### WHAT IS NEEDED
Note each line that includes the word "Ganzen". Copy those lines.

### DATA PROVIDED
========================================

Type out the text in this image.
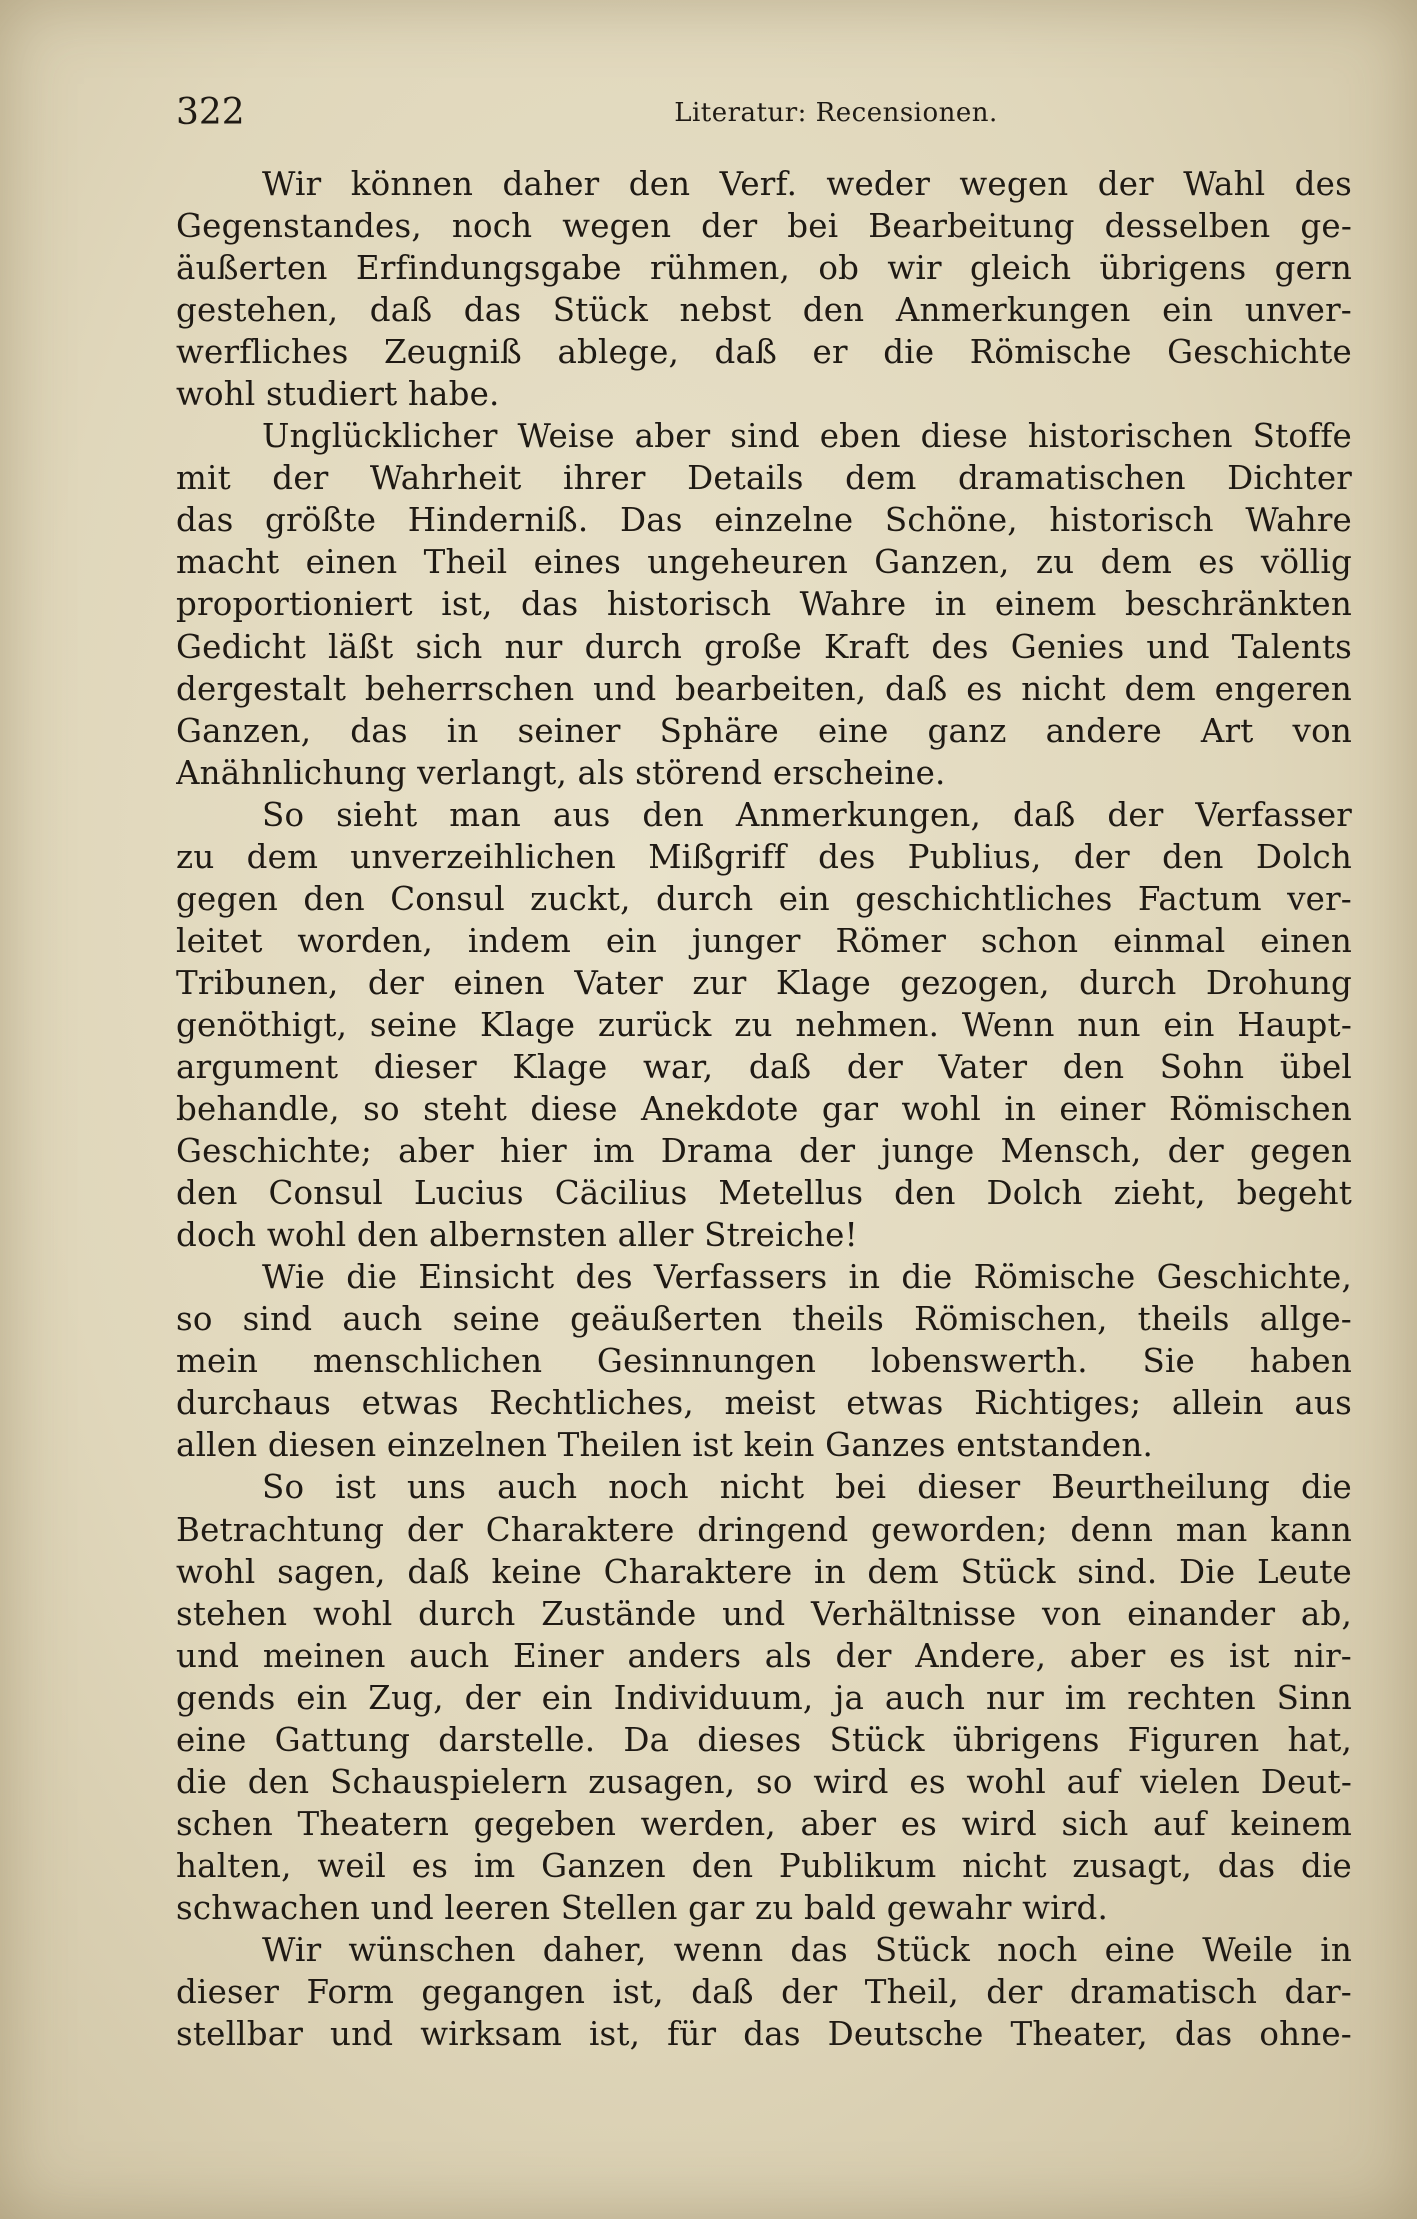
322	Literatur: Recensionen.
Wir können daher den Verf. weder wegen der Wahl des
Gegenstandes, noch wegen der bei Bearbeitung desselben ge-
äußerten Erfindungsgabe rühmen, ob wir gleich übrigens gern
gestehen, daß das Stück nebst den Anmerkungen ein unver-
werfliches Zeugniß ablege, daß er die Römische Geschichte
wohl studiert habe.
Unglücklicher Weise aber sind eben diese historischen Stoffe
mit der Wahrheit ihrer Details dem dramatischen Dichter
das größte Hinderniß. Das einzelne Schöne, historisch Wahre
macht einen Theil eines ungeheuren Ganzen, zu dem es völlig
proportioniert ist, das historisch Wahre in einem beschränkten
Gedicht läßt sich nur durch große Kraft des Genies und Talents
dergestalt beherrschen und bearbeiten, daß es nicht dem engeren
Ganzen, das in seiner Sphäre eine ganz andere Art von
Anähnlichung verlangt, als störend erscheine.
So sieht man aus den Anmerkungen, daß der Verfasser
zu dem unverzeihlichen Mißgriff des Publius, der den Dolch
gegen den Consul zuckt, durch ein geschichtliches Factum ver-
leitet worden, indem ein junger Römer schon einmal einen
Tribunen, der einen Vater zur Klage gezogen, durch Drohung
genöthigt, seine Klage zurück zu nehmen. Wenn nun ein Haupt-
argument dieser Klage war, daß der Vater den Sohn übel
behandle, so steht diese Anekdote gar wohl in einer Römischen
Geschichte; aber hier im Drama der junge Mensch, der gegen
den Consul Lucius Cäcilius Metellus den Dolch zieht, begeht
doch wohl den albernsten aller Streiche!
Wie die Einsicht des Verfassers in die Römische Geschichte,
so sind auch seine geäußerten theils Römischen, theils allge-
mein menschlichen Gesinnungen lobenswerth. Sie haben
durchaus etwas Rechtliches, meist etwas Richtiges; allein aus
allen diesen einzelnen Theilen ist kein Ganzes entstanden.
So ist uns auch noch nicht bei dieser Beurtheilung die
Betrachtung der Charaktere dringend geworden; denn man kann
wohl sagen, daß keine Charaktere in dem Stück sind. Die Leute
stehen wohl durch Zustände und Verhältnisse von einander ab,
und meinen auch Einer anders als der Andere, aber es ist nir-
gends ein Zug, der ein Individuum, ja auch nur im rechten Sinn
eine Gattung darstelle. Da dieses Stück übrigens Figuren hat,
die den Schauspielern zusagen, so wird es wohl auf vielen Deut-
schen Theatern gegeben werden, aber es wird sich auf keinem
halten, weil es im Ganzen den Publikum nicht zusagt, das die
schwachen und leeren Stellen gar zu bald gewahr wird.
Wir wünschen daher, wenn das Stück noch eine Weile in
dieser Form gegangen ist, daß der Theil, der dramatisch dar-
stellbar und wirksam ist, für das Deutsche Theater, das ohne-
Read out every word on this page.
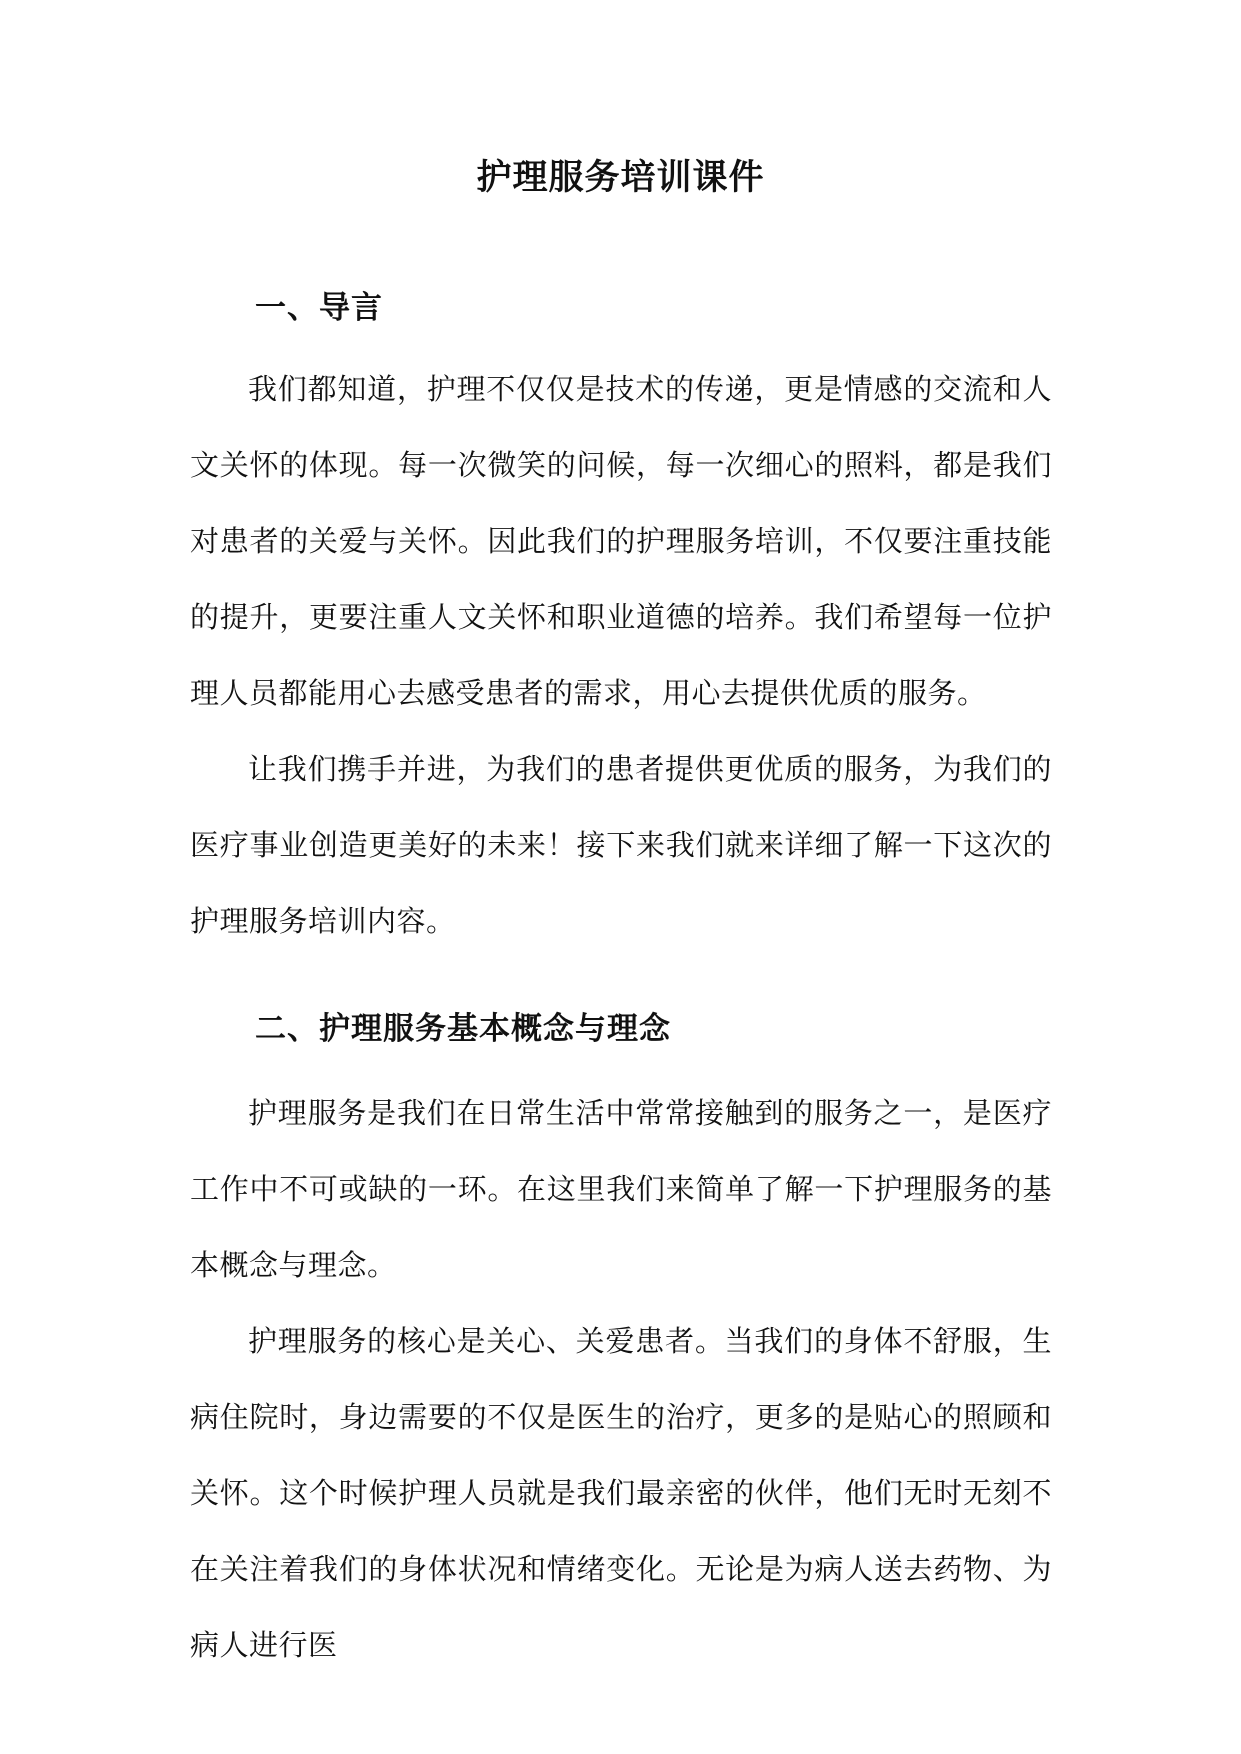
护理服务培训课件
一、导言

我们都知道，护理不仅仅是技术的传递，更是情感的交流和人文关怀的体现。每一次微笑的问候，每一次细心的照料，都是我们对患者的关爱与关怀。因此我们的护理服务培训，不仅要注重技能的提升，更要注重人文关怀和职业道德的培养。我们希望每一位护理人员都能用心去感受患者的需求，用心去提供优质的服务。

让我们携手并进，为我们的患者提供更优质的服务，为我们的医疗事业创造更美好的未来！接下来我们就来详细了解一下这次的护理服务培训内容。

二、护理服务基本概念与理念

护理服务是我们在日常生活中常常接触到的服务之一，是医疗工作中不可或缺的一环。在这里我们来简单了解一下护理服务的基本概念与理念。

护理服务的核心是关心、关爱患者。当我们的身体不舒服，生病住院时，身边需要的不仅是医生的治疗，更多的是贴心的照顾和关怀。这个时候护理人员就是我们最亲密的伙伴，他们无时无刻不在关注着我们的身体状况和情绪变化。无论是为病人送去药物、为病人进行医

========================================

### ANSWER TO THIS EXERCISE
macht einen Theil eines ungeheuren Ganzen, zu dem es völlig
Ganzen, das in seiner Sphäre eine ganz andere Art von
halten, weil es im Ganzen den Publikum nicht zusagt, das die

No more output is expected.